Task instructions:
(1) In the Madeira wine text, what strength of grape spirit is added during mutage?
(2) Summarize the Madeira wine text in two sentences.
(3) In the Madeira wine text, take the stretch from "Madeira Wine Fermentation" through "a light wine." and write it out again with "light wine" changed to "delicate wine".

Given passage:
━━━

Similarly, the vineyards are placed on steep sun-facing slopes in order to provide the best exposure. The natural landscape has therefore been carved into layers of terraces in a way similar to the Duoro Valley.

The steep slopes and narrow terraces combined with the latade style vineyards make mechanised grape harvesting impossible. Therefore, it must be undertaken by hand.

Furthermore, Madeira wine can be made from at least seven of its most common different grape varieties. As they ripen at different times, the island’s harvest season is labour-intensive, exhausting, and particularly long!

Madeira Wine Fermentation

The way that each grape variety is macerated and fermented can vary. For instance, the driest white variety Sercial as well as the red grapes Tinta Negra and Complexa are fermented without the skins to reduce the tannins and produce a light wine.

Meanwhile, other white varieties are often macerated with the skins to impart a greater level of phenols, which help balance their natural sweetness.

The juices are then fermented in stainless steel tanks. Occasionally, producers use techniques like auto-vinification, which uses pressure to spray the grape skins with its own must to increase contact between the two.

Fortifying Madeira Wine

Fermentation is eventually halted by introducing a 96% ABV natural grape spirit to the wine in a process called “mutage”. By bringing the wine’s alcoholic content to between 17.5% and 21%, the yeast that converts the sugars into alcohol become dormant.

The earlier the yeast is made dormant, the more residual sugars remain, which results in a sweeter wine. Depending on the grape variety, the alcohol may be added at different stages of fermentation by regularly checking the “Beaumé” sweetness level.

The sweetest wines are fortified after just 24 hours of whereas drier styles may be fermented for up to a week. You can learn more about the different varieties and sweetness levels in our guide to the different types of Madeira wine.

━━━

Data extract:
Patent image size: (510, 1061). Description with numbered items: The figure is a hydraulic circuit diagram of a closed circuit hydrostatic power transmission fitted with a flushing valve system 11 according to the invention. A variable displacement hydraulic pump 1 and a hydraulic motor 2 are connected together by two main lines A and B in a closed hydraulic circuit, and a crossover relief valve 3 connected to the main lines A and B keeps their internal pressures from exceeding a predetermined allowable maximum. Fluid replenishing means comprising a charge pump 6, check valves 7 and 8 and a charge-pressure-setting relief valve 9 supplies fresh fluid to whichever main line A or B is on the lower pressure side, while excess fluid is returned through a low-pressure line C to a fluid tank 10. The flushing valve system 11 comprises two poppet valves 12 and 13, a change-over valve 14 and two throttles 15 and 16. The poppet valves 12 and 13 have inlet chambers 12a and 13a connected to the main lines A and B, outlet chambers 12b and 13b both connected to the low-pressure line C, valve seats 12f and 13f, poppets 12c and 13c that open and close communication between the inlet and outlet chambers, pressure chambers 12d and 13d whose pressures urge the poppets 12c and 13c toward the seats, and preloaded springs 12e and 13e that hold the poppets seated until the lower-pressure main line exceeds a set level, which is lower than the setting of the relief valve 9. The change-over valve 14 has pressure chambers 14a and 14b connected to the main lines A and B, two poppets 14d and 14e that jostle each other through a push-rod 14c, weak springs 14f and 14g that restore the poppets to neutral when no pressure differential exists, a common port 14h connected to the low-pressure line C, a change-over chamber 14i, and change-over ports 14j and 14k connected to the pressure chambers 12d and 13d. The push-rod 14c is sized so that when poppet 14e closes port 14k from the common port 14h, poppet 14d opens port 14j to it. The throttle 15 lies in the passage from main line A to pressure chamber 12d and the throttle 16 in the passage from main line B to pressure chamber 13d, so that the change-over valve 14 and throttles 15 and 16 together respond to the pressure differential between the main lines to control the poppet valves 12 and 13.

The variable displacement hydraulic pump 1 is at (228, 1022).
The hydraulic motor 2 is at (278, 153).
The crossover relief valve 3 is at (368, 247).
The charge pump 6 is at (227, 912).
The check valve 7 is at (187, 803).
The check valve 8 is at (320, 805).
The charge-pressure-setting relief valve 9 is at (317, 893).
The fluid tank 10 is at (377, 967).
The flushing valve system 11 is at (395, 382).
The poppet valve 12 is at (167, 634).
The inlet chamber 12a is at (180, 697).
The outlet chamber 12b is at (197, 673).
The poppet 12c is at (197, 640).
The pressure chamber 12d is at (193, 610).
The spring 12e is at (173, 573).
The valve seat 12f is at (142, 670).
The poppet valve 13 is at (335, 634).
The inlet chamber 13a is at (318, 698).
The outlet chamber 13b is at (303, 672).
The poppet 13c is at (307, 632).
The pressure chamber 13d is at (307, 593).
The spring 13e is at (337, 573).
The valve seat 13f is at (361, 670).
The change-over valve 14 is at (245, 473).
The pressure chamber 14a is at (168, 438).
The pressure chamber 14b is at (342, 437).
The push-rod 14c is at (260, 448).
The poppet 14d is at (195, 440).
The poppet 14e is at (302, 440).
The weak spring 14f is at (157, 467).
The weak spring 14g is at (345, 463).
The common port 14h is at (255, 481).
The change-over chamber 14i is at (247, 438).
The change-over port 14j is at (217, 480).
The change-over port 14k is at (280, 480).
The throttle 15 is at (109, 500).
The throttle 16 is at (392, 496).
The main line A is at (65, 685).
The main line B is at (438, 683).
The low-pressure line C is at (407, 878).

━━━

Outputs by task:
(1) A 96% ABV natural grape spirit.

(2) Madeira grapes are harvested by hand because steep terraced slopes and latade-style vineyards rule out machines, and the varieties are macerated and fermented in different ways, some without their skins and others with them. Fermentation in stainless steel tanks is stopped by adding a 96% ABV grape spirit in a process called "mutage", and the earlier this puts the yeast to sleep, the sweeter the wine.

(3)
Madeira Wine Fermentation

The way that each grape variety is macerated and fermented can vary. For instance, the driest white variety Sercial as well as the red grapes Tinta Negra and Complexa are fermented without the skins to reduce the tannins and produce a delicate wine.